Copy nothing but the text: reproduce each line of the listing exactly and leave the pictures out.

— Start of Excerpted records —

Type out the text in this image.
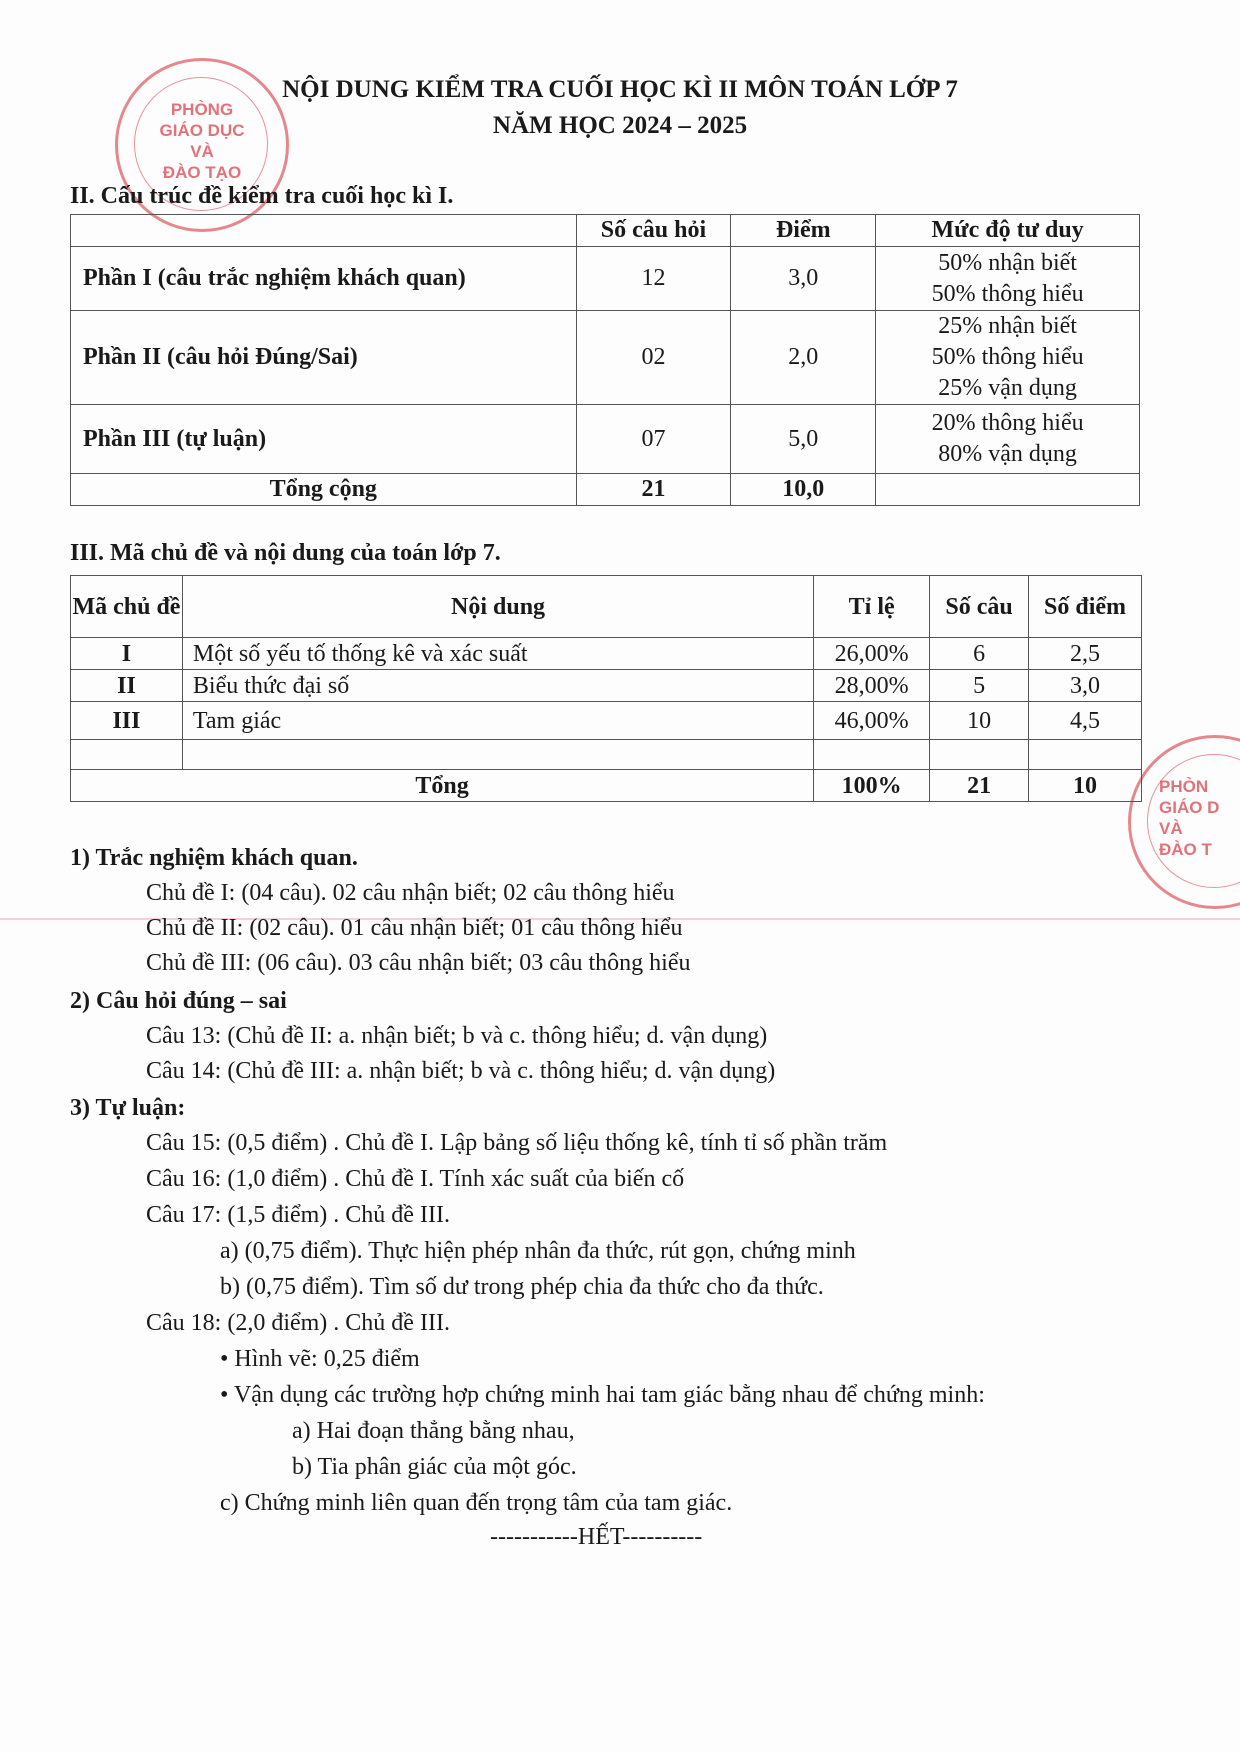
PHÒNG
GIÁO DỤC
VÀ
ĐÀO TẠO
PHÒN
GIÁO D
VÀ
ĐÀO T
NỘI DUNG KIỂM TRA CUỐI HỌC KÌ II MÔN TOÁN LỚP 7
NĂM HỌC 2024 – 2025
II. Cấu trúc đề kiểm tra cuối học kì I.
	Số câu hỏi	Điểm	Mức độ tư duy
Phần I (câu trắc nghiệm khách quan)	12	3,0	50% nhận biết
50% thông hiểu

Phần II (câu hỏi Đúng/Sai)	02	2,0	25% nhận biết
50% thông hiểu
25% vận dụng

Phần III (tự luận)	07	5,0	20% thông hiểu
80% vận dụng

Tổng cộng	21	10,0	
III. Mã chủ đề và nội dung của toán lớp 7.
Mã chủ đề	Nội dung	Tỉ lệ	Số câu	Số điểm
I	Một số yếu tố thống kê và xác suất	26,00%	6	2,5
II	Biểu thức đại số	28,00%	5	3,0
III	Tam giác	46,00%	10	4,5

Tổng		100%	21	10
1) Trắc nghiệm khách quan.
Chủ đề I: (04 câu). 02 câu nhận biết; 02 câu thông hiểu
Chủ đề II: (02 câu). 01 câu nhận biết; 01 câu thông hiểu
Chủ đề III: (06 câu). 03 câu nhận biết; 03 câu thông hiểu
2) Câu hỏi đúng – sai
Câu 13: (Chủ đề II: a. nhận biết; b và c. thông hiểu; d. vận dụng)
Câu 14: (Chủ đề III: a. nhận biết; b và c. thông hiểu; d. vận dụng)
3) Tự luận:
Câu 15: (0,5 điểm) . Chủ đề I. Lập bảng số liệu thống kê, tính tỉ số phần trăm
Câu 16: (1,0 điểm) . Chủ đề I. Tính xác suất của biến cố
Câu 17: (1,5 điểm) . Chủ đề III.
a) (0,75 điểm). Thực hiện phép nhân đa thức, rút gọn, chứng minh
b) (0,75 điểm). Tìm số dư trong phép chia đa thức cho đa thức.
Câu 18: (2,0 điểm) . Chủ đề III.
• Hình vẽ: 0,25 điểm
• Vận dụng các trường hợp chứng minh hai tam giác bằng nhau để chứng minh:
a) Hai đoạn thẳng bằng nhau,
b) Tia phân giác của một góc.
c) Chứng minh liên quan đến trọng tâm của tam giác.
-----------HẾT----------
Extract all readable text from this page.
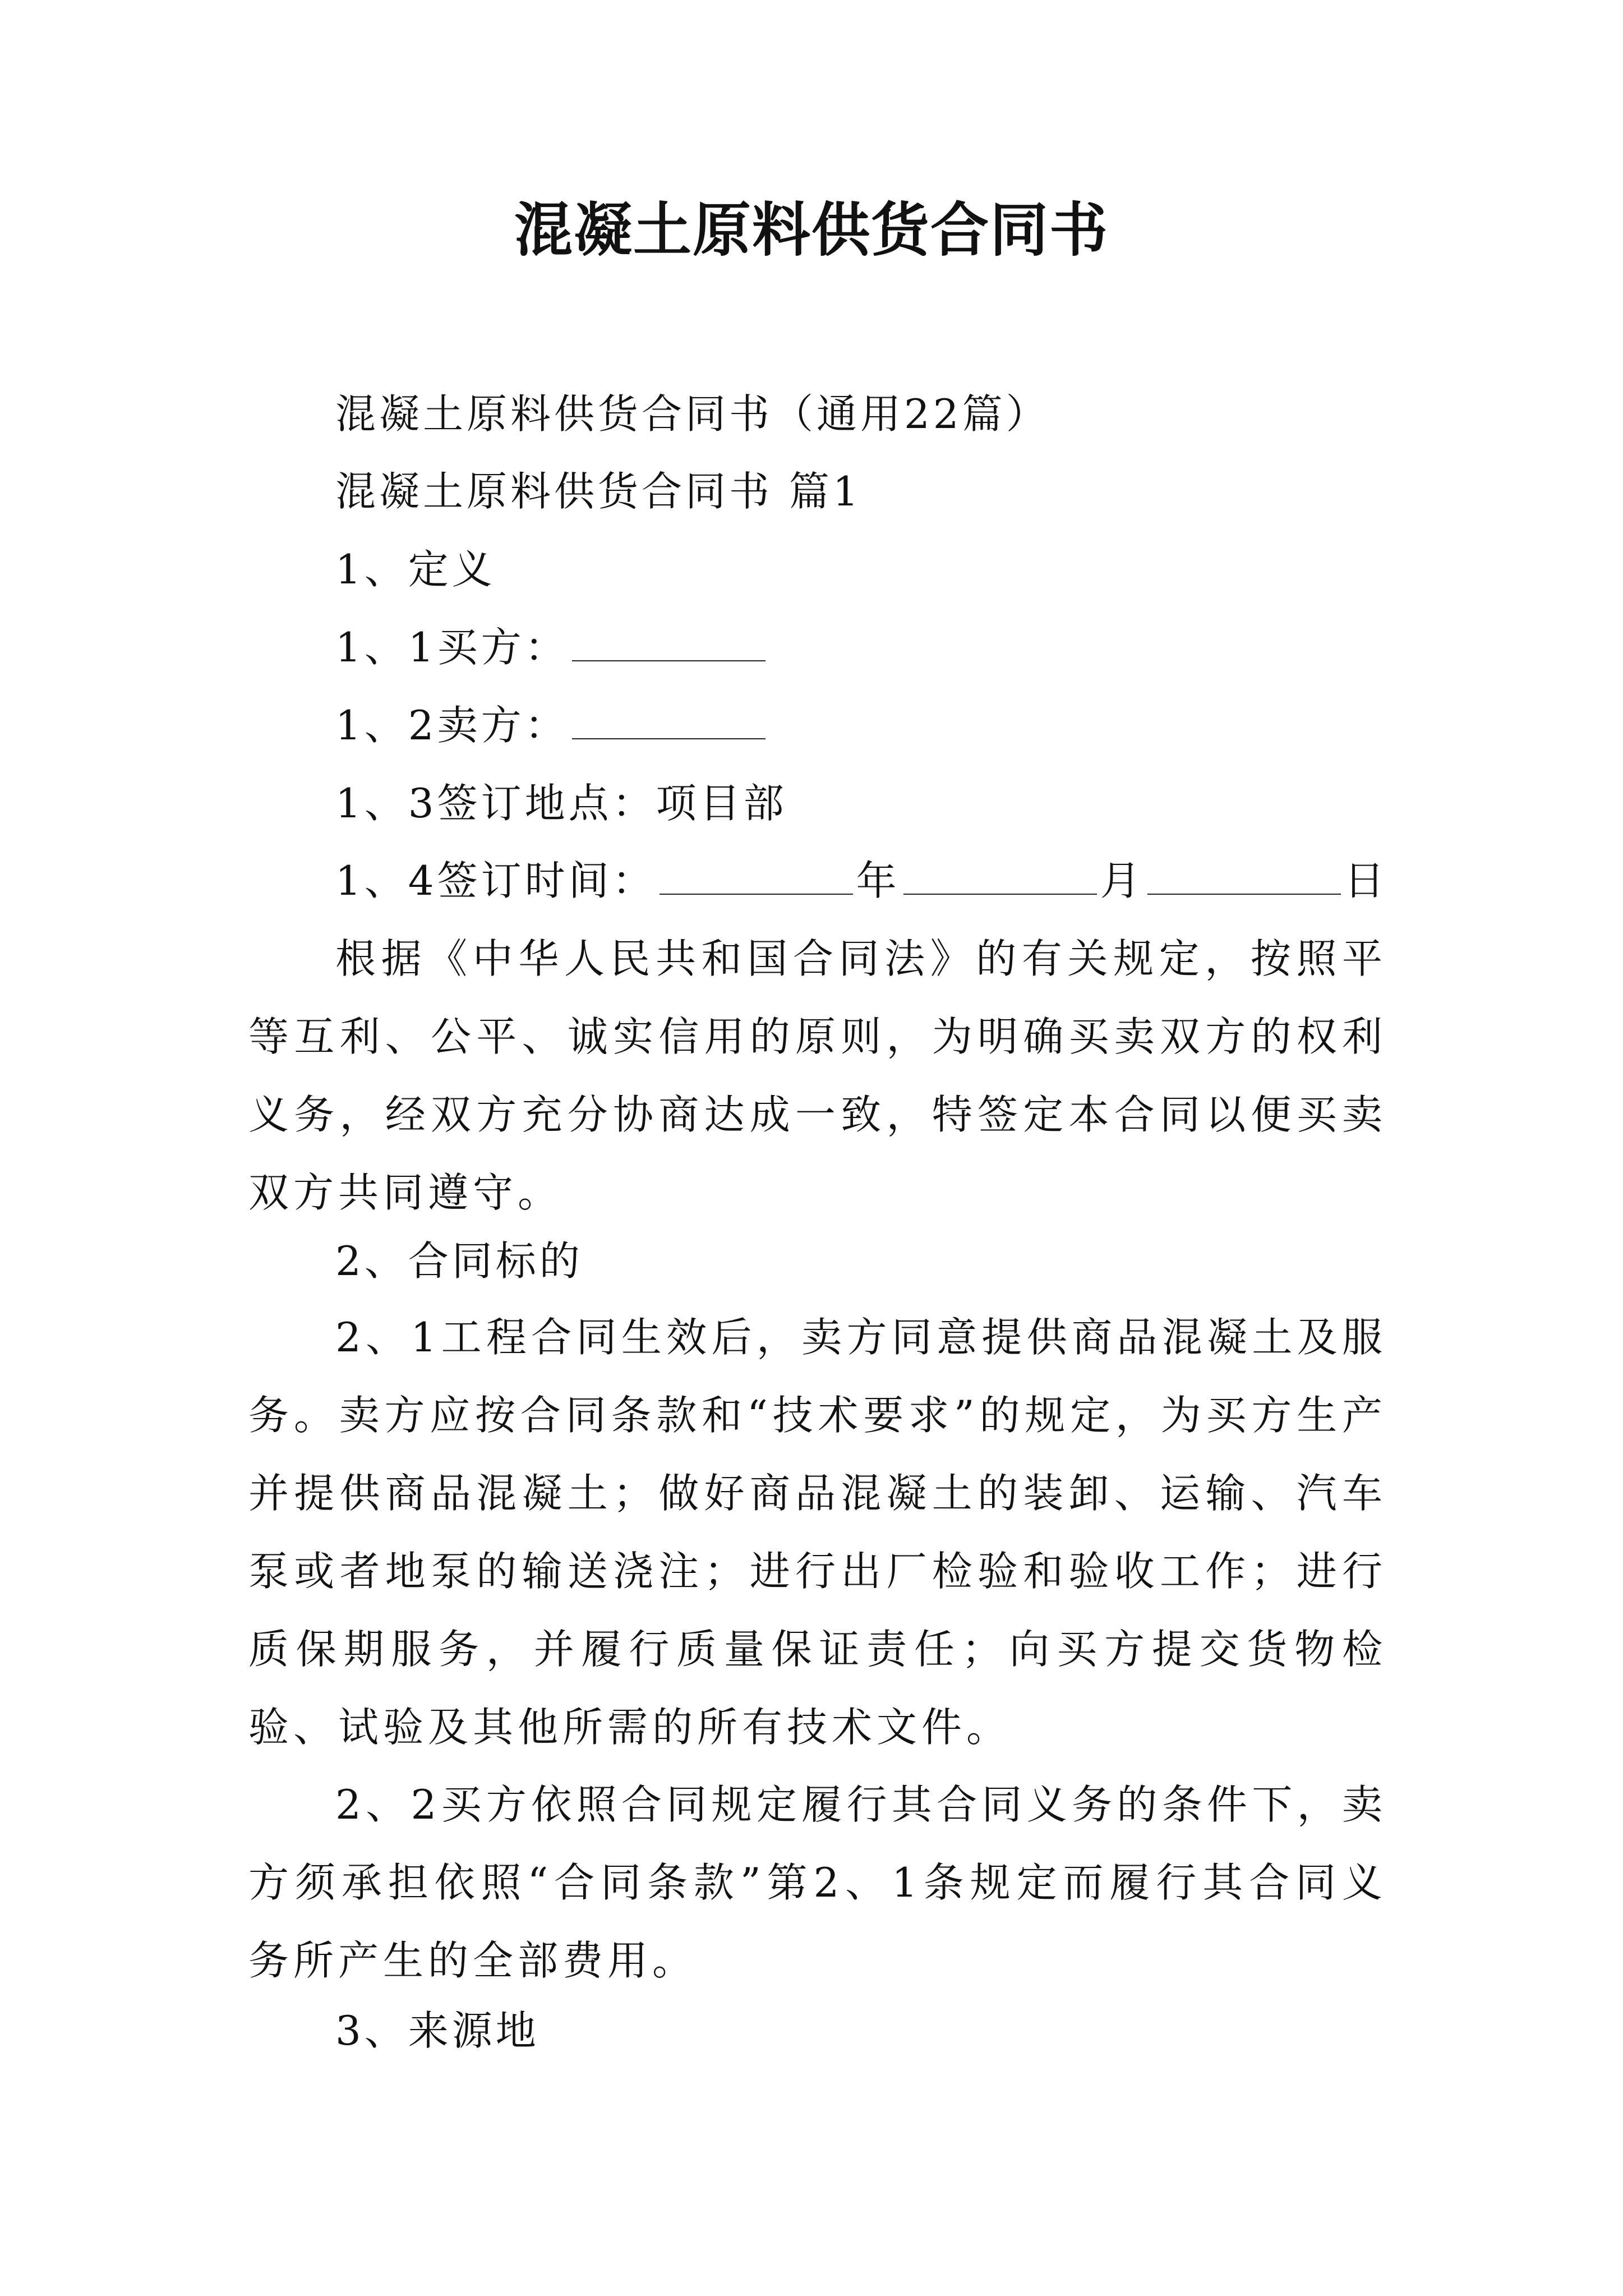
混凝土原料供货合同书
混凝土原料供货合同书（通用22篇）
混凝土原料供货合同书 篇1
1、定义
1、1买方：
1、2卖方：
1、3签订地点：项目部
1、4签订时间：	年	月	日
根据《中华人民共和国合同法》的有关规定，按照平等互利、公平、诚实信用的原则，为明确买卖双方的权利义务，经双方充分协商达成一致，特签定本合同以便买卖双方共同遵守。
2、合同标的
2、1工程合同生效后，卖方同意提供商品混凝土及服务。卖方应按合同条款和“技术要求”的规定，为买方生产并提供商品混凝土；做好商品混凝土的装卸、运输、汽车泵或者地泵的输送浇注；进行出厂检验和验收工作；进行质保期服务，并履行质量保证责任；向买方提交货物检验、试验及其他所需的所有技术文件。
2、2买方依照合同规定履行其合同义务的条件下，卖方须承担依照“合同条款”第2、1条规定而履行其合同义务所产生的全部费用。
3、来源地
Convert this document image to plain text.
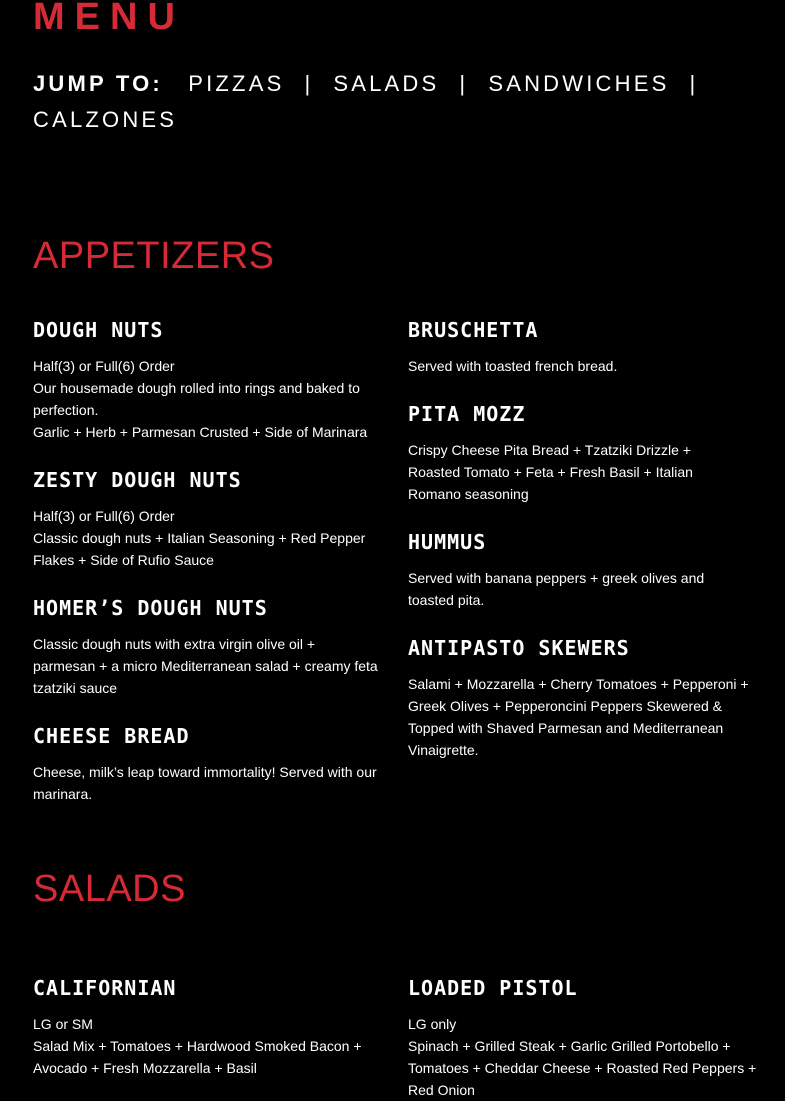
MENU
JUMP TO: PIZZAS | SALADS | SANDWICHES |
CALZONES
APPETIZERS
DOUGH NUTS

Half(3) or Full(6) Order
Our housemade dough rolled into rings and baked to perfection.
Garlic + Herb + Parmesan Crusted + Side of Marinara

ZESTY DOUGH NUTS

Half(3) or Full(6) Order
Classic dough nuts + Italian Seasoning + Red Pepper Flakes + Side of Rufio Sauce

HOMER’S DOUGH NUTS

Classic dough nuts with extra virgin olive oil + parmesan + a micro Mediterranean salad + creamy feta tzatziki sauce

CHEESE BREAD

Cheese, milk’s leap toward immortality! Served with our marinara.

BRUSCHETTA

Served with toasted french bread.

PITA MOZZ

Crispy Cheese Pita Bread + Tzatziki Drizzle + Roasted Tomato + Feta + Fresh Basil + Italian Romano seasoning

HUMMUS

Served with banana peppers + greek olives and toasted pita.

ANTIPASTO SKEWERS

Salami + Mozzarella + Cherry Tomatoes + Pepperoni + Greek Olives + Pepperoncini Peppers Skewered & Topped with Shaved Parmesan and Mediterranean Vinaigrette.

SALADS
CALIFORNIAN

LG or SM
Salad Mix + Tomatoes + Hardwood Smoked Bacon + Avocado + Fresh Mozzarella + Basil

LOADED PISTOL

LG only
Spinach + Grilled Steak + Garlic Grilled Portobello + Tomatoes + Cheddar Cheese + Roasted Red Peppers + Red Onion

— End of Excerpted records —

**Written solution**
Type out the text in this image.
PHÒNG
GIÁO DỤC
VÀ
ĐÀO TẠO
PHÒN
GIÁO D
VÀ
ĐÀO T
NỘI DUNG KIỂM TRA CUỐI HỌC KÌ II MÔN TOÁN LỚP 7
NĂM HỌC 2024 – 2025
II. Cấu trúc đề kiểm tra cuối học kì I.
	Số câu hỏi	Điểm	Mức độ tư duy
Phần I (câu trắc nghiệm khách quan)	12	3,0	50% nhận biết
50% thông hiểu

Phần II (câu hỏi Đúng/Sai)	02	2,0	25% nhận biết
50% thông hiểu
25% vận dụng

Phần III (tự luận)	07	5,0	20% thông hiểu
80% vận dụng

Tổng cộng	21	10,0	
III. Mã chủ đề và nội dung của toán lớp 7.
Mã chủ đề	Nội dung	Tỉ lệ	Số câu	Số điểm
I	Một số yếu tố thống kê và xác suất	26,00%	6	2,5
II	Biểu thức đại số	28,00%	5	3,0
III	Tam giác	46,00%	10	4,5

Tổng		100%	21	10
1) Trắc nghiệm khách quan.
Chủ đề I: (04 câu). 02 câu nhận biết; 02 câu thông hiểu
Chủ đề II: (02 câu). 01 câu nhận biết; 01 câu thông hiểu
Chủ đề III: (06 câu). 03 câu nhận biết; 03 câu thông hiểu
2) Câu hỏi đúng – sai
Câu 13: (Chủ đề II: a. nhận biết; b và c. thông hiểu; d. vận dụng)
Câu 14: (Chủ đề III: a. nhận biết; b và c. thông hiểu; d. vận dụng)
3) Tự luận:
Câu 15: (0,5 điểm) . Chủ đề I. Lập bảng số liệu thống kê, tính tỉ số phần trăm
Câu 16: (1,0 điểm) . Chủ đề I. Tính xác suất của biến cố
Câu 17: (1,5 điểm) . Chủ đề III.
a) (0,75 điểm). Thực hiện phép nhân đa thức, rút gọn, chứng minh
b) (0,75 điểm). Tìm số dư trong phép chia đa thức cho đa thức.
Câu 18: (2,0 điểm) . Chủ đề III.
• Hình vẽ: 0,25 điểm
• Vận dụng các trường hợp chứng minh hai tam giác bằng nhau để chứng minh:
a) Hai đoạn thẳng bằng nhau,
b) Tia phân giác của một góc.
c) Chứng minh liên quan đến trọng tâm của tam giác.
-----------HẾT----------
Extract all readable text from this page.
混凝土原料供货合同书
混凝土原料供货合同书（通用22篇）
混凝土原料供货合同书 篇1
1、定义
1、1买方：
1、2卖方：
1、3签订地点：项目部
1、4签订时间：	年	月	日
根据《中华人民共和国合同法》的有关规定，按照平等互利、公平、诚实信用的原则，为明确买卖双方的权利义务，经双方充分协商达成一致，特签定本合同以便买卖双方共同遵守。
2、合同标的
2、1工程合同生效后，卖方同意提供商品混凝土及服务。卖方应按合同条款和“技术要求”的规定，为买方生产并提供商品混凝土；做好商品混凝土的装卸、运输、汽车泵或者地泵的输送浇注；进行出厂检验和验收工作；进行质保期服务，并履行质量保证责任；向买方提交货物检验、试验及其他所需的所有技术文件。
2、2买方依照合同规定履行其合同义务的条件下，卖方须承担依照“合同条款”第2、1条规定而履行其合同义务所产生的全部费用。
3、来源地
Convert this document image to plain text.
MENU
JUMP TO: PIZZAS | SALADS | SANDWICHES |
CALZONES
APPETIZERS
DOUGH NUTS

Half(3) or Full(6) Order
Our housemade dough rolled into rings and baked to perfection.
Garlic + Herb + Parmesan Crusted + Side of Marinara

ZESTY DOUGH NUTS

Half(3) or Full(6) Order
Classic dough nuts + Italian Seasoning + Red Pepper Flakes + Side of Rufio Sauce

HOMER’S DOUGH NUTS

Classic dough nuts with extra virgin olive oil + parmesan + a micro Mediterranean salad + creamy feta tzatziki sauce

CHEESE BREAD

Cheese, milk’s leap toward immortality! Served with our marinara.

BRUSCHETTA

Served with toasted french bread.

PITA MOZZ

Crispy Cheese Pita Bread + Tzatziki Drizzle + Roasted Tomato + Feta + Fresh Basil + Italian Romano seasoning

HUMMUS

Served with banana peppers + greek olives and toasted pita.

ANTIPASTO SKEWERS

Salami + Mozzarella + Cherry Tomatoes + Pepperoni + Greek Olives + Pepperoncini Peppers Skewered & Topped with Shaved Parmesan and Mediterranean Vinaigrette.

SALADS
CALIFORNIAN

LG or SM
Salad Mix + Tomatoes + Hardwood Smoked Bacon + Avocado + Fresh Mozzarella + Basil

LOADED PISTOL

LG only
Spinach + Grilled Steak + Garlic Grilled Portobello + Tomatoes + Cheddar Cheese + Roasted Red Peppers + Red Onion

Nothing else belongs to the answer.